▶ [Exercise instructions] In the records below, find each line containing the word "Progression" and copy it.

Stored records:
---
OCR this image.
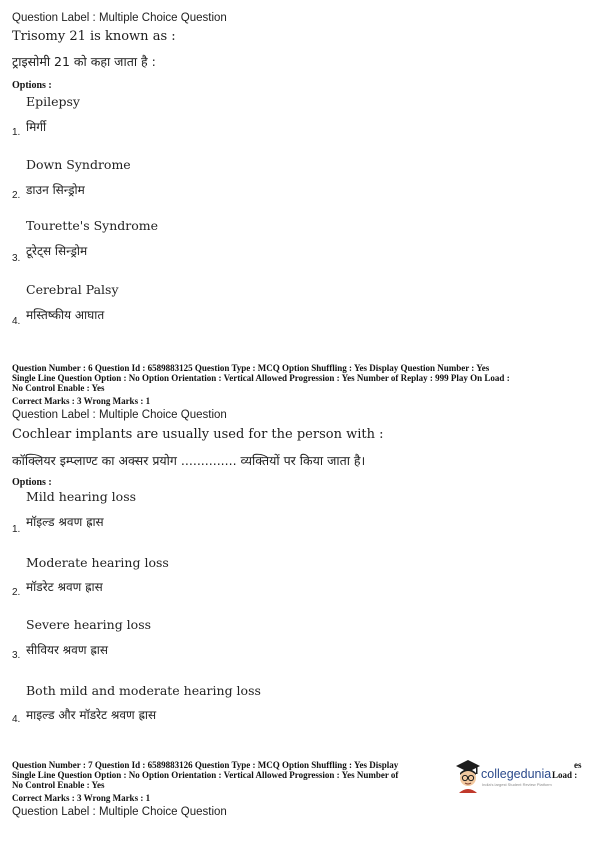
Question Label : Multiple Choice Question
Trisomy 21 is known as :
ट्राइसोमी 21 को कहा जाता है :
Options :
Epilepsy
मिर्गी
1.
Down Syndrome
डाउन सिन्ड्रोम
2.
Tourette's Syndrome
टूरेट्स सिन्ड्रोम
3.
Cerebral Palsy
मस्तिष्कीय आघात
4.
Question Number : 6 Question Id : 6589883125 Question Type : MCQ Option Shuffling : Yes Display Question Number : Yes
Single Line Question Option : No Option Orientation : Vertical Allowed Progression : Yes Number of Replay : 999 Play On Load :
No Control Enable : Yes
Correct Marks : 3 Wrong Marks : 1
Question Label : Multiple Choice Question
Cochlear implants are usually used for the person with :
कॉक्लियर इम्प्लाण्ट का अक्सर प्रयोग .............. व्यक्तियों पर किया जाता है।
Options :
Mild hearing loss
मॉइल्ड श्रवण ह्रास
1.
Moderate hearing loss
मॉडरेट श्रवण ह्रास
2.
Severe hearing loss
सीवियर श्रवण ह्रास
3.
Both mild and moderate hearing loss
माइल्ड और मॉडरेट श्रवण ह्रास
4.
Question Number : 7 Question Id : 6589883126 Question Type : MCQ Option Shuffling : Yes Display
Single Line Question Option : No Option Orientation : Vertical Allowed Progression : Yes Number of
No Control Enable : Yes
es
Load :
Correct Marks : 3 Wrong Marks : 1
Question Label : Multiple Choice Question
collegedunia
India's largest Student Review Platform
---
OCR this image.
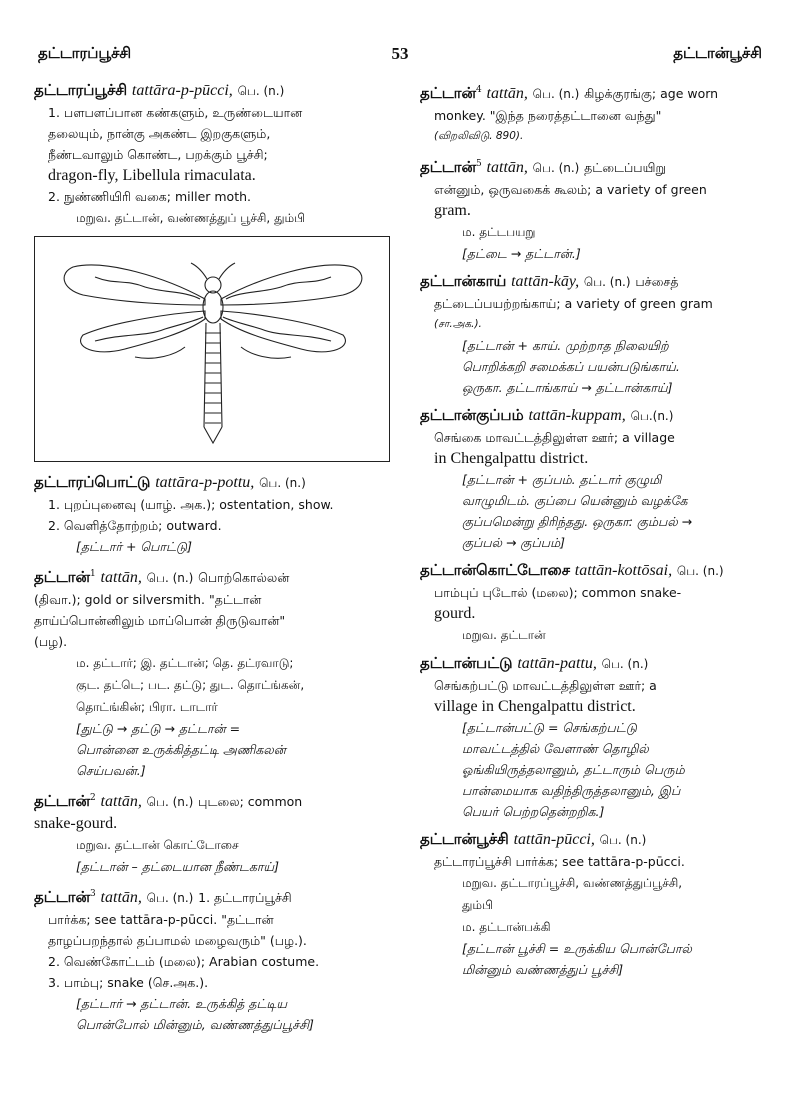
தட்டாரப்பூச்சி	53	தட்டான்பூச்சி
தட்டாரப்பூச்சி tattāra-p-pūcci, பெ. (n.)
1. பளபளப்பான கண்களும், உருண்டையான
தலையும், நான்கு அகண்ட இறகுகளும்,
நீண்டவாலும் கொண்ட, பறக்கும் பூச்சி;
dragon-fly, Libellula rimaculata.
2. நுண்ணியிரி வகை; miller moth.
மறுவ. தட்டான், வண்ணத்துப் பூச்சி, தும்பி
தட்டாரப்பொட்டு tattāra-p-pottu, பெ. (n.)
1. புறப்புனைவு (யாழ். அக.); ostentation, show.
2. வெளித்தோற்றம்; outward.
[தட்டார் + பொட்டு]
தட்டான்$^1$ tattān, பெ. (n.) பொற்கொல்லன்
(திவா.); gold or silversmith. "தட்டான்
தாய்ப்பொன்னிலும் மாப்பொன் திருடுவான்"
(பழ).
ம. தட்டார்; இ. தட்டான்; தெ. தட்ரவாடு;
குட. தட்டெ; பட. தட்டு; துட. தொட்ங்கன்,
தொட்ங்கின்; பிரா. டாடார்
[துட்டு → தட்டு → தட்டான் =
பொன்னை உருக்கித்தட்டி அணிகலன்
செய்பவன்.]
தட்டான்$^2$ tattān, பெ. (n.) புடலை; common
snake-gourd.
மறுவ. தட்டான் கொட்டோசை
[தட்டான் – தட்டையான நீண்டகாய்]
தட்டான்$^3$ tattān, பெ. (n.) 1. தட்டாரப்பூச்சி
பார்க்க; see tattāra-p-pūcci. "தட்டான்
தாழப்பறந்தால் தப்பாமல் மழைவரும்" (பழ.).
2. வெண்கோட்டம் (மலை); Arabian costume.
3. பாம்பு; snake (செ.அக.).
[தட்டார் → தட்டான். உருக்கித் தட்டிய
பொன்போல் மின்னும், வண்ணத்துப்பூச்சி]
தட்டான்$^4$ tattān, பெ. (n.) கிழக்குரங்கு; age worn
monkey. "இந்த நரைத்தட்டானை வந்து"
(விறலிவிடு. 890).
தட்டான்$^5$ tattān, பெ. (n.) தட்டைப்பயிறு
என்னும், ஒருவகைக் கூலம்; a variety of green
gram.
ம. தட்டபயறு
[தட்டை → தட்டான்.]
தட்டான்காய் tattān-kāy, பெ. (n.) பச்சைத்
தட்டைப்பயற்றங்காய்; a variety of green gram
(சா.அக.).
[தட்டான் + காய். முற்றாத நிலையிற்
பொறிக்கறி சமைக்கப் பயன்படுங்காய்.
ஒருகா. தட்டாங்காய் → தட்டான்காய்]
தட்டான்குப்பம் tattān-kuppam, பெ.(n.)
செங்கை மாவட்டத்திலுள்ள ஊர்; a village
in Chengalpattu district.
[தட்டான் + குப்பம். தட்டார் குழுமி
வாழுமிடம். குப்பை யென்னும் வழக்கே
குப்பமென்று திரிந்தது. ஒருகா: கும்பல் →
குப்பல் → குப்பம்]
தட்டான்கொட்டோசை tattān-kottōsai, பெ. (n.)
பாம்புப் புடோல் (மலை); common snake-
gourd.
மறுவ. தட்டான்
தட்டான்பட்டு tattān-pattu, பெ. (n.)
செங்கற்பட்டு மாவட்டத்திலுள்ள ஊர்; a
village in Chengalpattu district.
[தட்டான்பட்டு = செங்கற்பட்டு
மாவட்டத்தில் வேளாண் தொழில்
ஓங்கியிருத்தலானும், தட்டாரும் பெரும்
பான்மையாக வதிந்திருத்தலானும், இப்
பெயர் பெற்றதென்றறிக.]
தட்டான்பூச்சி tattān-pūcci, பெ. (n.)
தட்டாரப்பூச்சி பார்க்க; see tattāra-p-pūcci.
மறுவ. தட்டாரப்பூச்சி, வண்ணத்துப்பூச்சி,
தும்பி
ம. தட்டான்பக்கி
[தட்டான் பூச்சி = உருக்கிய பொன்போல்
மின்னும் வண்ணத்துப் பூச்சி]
---
▶ [Exercise solution]
Single Line Question Option : No Option Orientation : Vertical Allowed Progression : Yes Number of Replay : 999 Play On Load :
Single Line Question Option : No Option Orientation : Vertical Allowed Progression : Yes Number of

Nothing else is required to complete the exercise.